--- START OF Recorded data ---
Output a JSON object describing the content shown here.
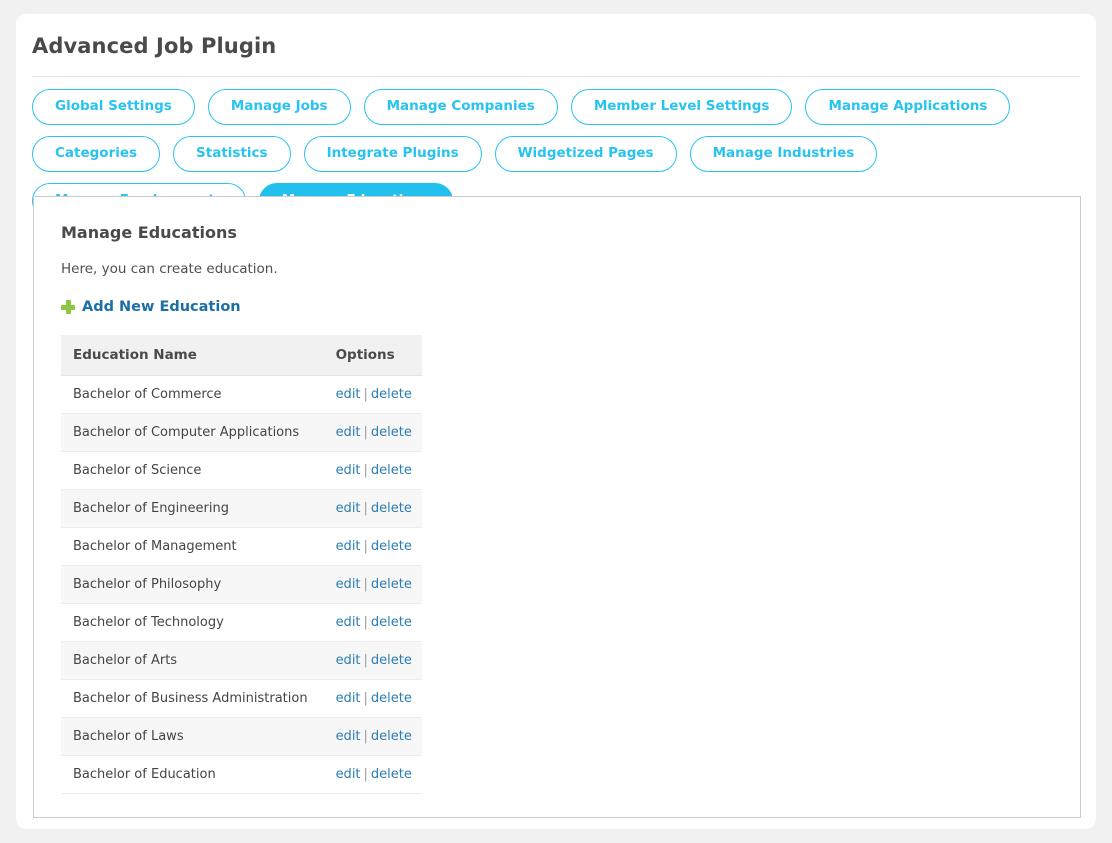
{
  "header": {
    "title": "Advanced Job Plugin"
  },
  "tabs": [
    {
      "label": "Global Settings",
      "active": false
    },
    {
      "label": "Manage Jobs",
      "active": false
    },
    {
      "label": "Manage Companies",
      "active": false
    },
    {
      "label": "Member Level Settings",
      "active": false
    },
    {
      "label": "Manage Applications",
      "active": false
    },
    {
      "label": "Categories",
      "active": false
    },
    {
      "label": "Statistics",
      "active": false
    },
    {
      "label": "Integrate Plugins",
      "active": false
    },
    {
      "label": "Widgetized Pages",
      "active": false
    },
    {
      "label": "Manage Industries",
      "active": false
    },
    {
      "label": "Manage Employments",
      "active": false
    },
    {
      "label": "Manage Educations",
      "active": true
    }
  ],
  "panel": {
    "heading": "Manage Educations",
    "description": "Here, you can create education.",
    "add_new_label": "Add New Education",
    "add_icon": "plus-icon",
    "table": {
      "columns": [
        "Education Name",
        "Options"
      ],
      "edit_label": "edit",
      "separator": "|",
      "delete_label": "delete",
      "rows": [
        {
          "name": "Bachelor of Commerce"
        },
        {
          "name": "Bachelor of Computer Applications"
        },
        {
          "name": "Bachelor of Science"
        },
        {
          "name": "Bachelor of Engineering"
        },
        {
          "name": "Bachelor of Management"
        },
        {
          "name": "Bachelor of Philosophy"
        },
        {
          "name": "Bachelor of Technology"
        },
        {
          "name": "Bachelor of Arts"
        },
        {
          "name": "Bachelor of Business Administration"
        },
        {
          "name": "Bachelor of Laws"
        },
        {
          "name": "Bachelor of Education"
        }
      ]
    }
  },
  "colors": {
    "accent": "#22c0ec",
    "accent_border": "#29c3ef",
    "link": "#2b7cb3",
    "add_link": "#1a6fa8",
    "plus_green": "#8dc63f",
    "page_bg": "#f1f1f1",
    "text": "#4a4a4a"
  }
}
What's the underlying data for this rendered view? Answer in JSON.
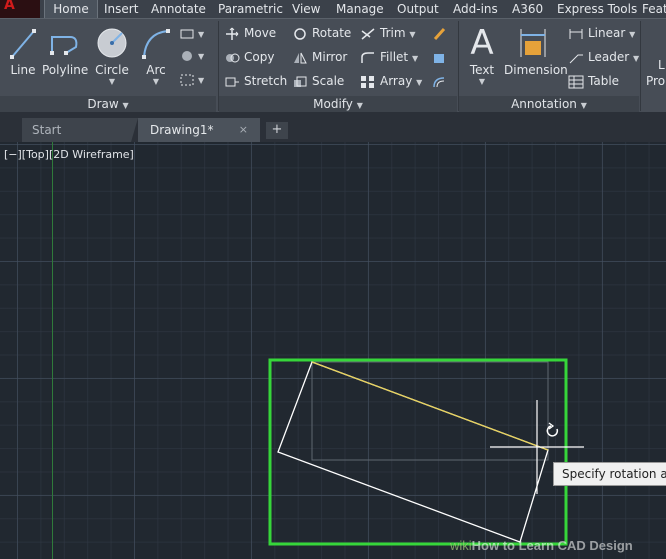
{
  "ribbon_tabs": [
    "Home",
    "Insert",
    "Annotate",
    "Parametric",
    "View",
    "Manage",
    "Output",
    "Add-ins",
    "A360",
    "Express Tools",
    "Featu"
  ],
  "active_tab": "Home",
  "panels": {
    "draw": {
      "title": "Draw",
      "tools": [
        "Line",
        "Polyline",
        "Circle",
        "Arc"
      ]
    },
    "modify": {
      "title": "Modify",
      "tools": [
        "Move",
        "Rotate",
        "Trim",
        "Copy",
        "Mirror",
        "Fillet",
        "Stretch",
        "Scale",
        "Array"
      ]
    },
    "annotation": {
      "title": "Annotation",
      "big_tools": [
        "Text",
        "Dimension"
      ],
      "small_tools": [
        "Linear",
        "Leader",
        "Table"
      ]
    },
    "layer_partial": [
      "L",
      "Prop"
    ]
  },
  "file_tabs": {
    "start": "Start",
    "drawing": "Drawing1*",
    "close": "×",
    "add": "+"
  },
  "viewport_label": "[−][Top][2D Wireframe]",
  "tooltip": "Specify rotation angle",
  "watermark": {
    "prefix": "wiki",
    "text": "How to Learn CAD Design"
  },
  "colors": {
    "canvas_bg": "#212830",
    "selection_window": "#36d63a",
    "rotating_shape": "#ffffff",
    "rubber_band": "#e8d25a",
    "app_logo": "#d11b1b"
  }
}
--- END OF Recorded data ---
Objective => Retype all entries exactly as they appear, dropping the images.

Expected answer =>
Output a JSON object describing the content shown here.
{
  "header": {
    "title": "Advanced Job Plugin"
  },
  "tabs": [
    {
      "label": "Global Settings",
      "active": false
    },
    {
      "label": "Manage Jobs",
      "active": false
    },
    {
      "label": "Manage Companies",
      "active": false
    },
    {
      "label": "Member Level Settings",
      "active": false
    },
    {
      "label": "Manage Applications",
      "active": false
    },
    {
      "label": "Categories",
      "active": false
    },
    {
      "label": "Statistics",
      "active": false
    },
    {
      "label": "Integrate Plugins",
      "active": false
    },
    {
      "label": "Widgetized Pages",
      "active": false
    },
    {
      "label": "Manage Industries",
      "active": false
    },
    {
      "label": "Manage Employments",
      "active": false
    },
    {
      "label": "Manage Educations",
      "active": true
    }
  ],
  "panel": {
    "heading": "Manage Educations",
    "description": "Here, you can create education.",
    "add_new_label": "Add New Education",
    "add_icon": "plus-icon",
    "table": {
      "columns": [
        "Education Name",
        "Options"
      ],
      "edit_label": "edit",
      "separator": "|",
      "delete_label": "delete",
      "rows": [
        {
          "name": "Bachelor of Commerce"
        },
        {
          "name": "Bachelor of Computer Applications"
        },
        {
          "name": "Bachelor of Science"
        },
        {
          "name": "Bachelor of Engineering"
        },
        {
          "name": "Bachelor of Management"
        },
        {
          "name": "Bachelor of Philosophy"
        },
        {
          "name": "Bachelor of Technology"
        },
        {
          "name": "Bachelor of Arts"
        },
        {
          "name": "Bachelor of Business Administration"
        },
        {
          "name": "Bachelor of Laws"
        },
        {
          "name": "Bachelor of Education"
        }
      ]
    }
  },
  "colors": {
    "accent": "#22c0ec",
    "accent_border": "#29c3ef",
    "link": "#2b7cb3",
    "add_link": "#1a6fa8",
    "plus_green": "#8dc63f",
    "page_bg": "#f1f1f1",
    "text": "#4a4a4a"
  }
}
What's the underlying data for this rendered view? Answer in JSON.
{
  "ribbon_tabs": [
    "Home",
    "Insert",
    "Annotate",
    "Parametric",
    "View",
    "Manage",
    "Output",
    "Add-ins",
    "A360",
    "Express Tools",
    "Featu"
  ],
  "active_tab": "Home",
  "panels": {
    "draw": {
      "title": "Draw",
      "tools": [
        "Line",
        "Polyline",
        "Circle",
        "Arc"
      ]
    },
    "modify": {
      "title": "Modify",
      "tools": [
        "Move",
        "Rotate",
        "Trim",
        "Copy",
        "Mirror",
        "Fillet",
        "Stretch",
        "Scale",
        "Array"
      ]
    },
    "annotation": {
      "title": "Annotation",
      "big_tools": [
        "Text",
        "Dimension"
      ],
      "small_tools": [
        "Linear",
        "Leader",
        "Table"
      ]
    },
    "layer_partial": [
      "L",
      "Prop"
    ]
  },
  "file_tabs": {
    "start": "Start",
    "drawing": "Drawing1*",
    "close": "×",
    "add": "+"
  },
  "viewport_label": "[−][Top][2D Wireframe]",
  "tooltip": "Specify rotation angle",
  "watermark": {
    "prefix": "wiki",
    "text": "How to Learn CAD Design"
  },
  "colors": {
    "canvas_bg": "#212830",
    "selection_window": "#36d63a",
    "rotating_shape": "#ffffff",
    "rubber_band": "#e8d25a",
    "app_logo": "#d11b1b"
  }
}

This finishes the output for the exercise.